▸ Goal:
Copy all records verbatim.

-------- Materials provided

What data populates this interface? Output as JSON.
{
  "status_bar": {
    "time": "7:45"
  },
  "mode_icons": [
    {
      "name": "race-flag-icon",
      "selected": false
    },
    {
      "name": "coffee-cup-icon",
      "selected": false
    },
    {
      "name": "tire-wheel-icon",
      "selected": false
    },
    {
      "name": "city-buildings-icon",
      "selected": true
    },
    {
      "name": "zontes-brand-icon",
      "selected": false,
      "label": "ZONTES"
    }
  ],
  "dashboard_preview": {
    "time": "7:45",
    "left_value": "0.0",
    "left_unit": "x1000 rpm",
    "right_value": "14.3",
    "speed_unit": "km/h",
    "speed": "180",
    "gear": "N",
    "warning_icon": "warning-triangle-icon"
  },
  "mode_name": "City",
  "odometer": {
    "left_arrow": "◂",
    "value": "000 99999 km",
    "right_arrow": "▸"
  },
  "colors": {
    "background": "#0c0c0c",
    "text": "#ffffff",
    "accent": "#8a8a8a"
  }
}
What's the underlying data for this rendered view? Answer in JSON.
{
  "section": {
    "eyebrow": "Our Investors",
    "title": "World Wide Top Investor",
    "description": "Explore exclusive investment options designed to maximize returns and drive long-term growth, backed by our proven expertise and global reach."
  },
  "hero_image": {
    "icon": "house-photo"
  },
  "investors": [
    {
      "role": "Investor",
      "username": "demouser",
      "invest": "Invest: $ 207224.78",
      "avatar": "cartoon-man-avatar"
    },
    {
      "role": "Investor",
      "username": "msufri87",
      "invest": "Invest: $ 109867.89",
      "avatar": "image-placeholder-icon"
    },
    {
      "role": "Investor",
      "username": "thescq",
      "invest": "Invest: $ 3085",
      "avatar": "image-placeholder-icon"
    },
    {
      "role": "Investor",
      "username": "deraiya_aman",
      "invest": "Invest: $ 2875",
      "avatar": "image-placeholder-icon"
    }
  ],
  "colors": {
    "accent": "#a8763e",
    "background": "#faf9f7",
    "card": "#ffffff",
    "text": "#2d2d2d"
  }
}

----------------

▸ Solution to this exercise:
What data populates this interface? Output as JSON.
{
  "status_bar": {
    "time": "7:45"
  },
  "mode_icons": [
    {
      "name": "race-flag-icon",
      "selected": false
    },
    {
      "name": "coffee-cup-icon",
      "selected": false
    },
    {
      "name": "tire-wheel-icon",
      "selected": false
    },
    {
      "name": "city-buildings-icon",
      "selected": true
    },
    {
      "name": "zontes-brand-icon",
      "selected": false,
      "label": "ZONTES"
    }
  ],
  "dashboard_preview": {
    "time": "7:45",
    "left_value": "0.0",
    "left_unit": "x1000 rpm",
    "right_value": "14.3",
    "speed_unit": "km/h",
    "speed": "180",
    "gear": "N",
    "warning_icon": "warning-triangle-icon"
  },
  "mode_name": "City",
  "odometer": {
    "left_arrow": "◂",
    "value": "000 99999 km",
    "right_arrow": "▸"
  },
  "colors": {
    "background": "#0c0c0c",
    "text": "#ffffff",
    "accent": "#8a8a8a"
  }
}
What's the underlying data for this rendered view? Answer in JSON.
{
  "section": {
    "eyebrow": "Our Investors",
    "title": "World Wide Top Investor",
    "description": "Explore exclusive investment options designed to maximize returns and drive long-term growth, backed by our proven expertise and global reach."
  },
  "hero_image": {
    "icon": "house-photo"
  },
  "investors": [
    {
      "role": "Investor",
      "username": "demouser",
      "invest": "Invest: $ 207224.78",
      "avatar": "cartoon-man-avatar"
    },
    {
      "role": "Investor",
      "username": "msufri87",
      "invest": "Invest: $ 109867.89",
      "avatar": "image-placeholder-icon"
    },
    {
      "role": "Investor",
      "username": "thescq",
      "invest": "Invest: $ 3085",
      "avatar": "image-placeholder-icon"
    },
    {
      "role": "Investor",
      "username": "deraiya_aman",
      "invest": "Invest: $ 2875",
      "avatar": "image-placeholder-icon"
    }
  ],
  "colors": {
    "accent": "#a8763e",
    "background": "#faf9f7",
    "card": "#ffffff",
    "text": "#2d2d2d"
  }
}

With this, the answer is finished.